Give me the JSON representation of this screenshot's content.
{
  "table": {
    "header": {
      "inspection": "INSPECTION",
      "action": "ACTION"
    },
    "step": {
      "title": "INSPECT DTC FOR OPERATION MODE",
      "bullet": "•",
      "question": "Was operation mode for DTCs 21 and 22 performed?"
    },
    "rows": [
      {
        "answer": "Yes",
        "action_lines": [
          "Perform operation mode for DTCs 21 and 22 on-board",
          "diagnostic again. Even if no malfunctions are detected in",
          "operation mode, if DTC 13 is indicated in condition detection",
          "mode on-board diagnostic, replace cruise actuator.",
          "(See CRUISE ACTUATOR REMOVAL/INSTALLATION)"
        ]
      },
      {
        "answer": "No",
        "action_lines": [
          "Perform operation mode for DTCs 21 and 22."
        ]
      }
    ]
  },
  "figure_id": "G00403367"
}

__________

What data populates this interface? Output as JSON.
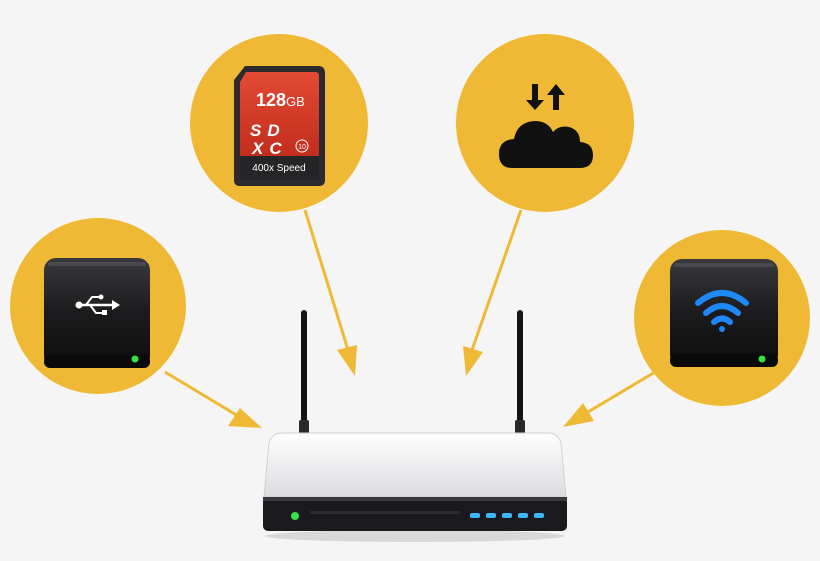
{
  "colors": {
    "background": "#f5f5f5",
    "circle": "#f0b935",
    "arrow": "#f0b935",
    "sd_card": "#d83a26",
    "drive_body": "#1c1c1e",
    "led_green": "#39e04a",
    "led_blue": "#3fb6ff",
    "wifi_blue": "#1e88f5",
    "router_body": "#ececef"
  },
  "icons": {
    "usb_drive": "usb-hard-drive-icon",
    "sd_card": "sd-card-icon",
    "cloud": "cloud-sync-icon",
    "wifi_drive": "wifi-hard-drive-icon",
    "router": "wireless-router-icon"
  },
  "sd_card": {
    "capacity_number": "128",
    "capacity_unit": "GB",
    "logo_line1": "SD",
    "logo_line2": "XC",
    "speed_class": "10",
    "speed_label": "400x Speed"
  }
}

__________

> **Stated problem**
Each line that contains the string "board" counts once; report how many such lines the entries have, giving only the number.

> **Full response**
2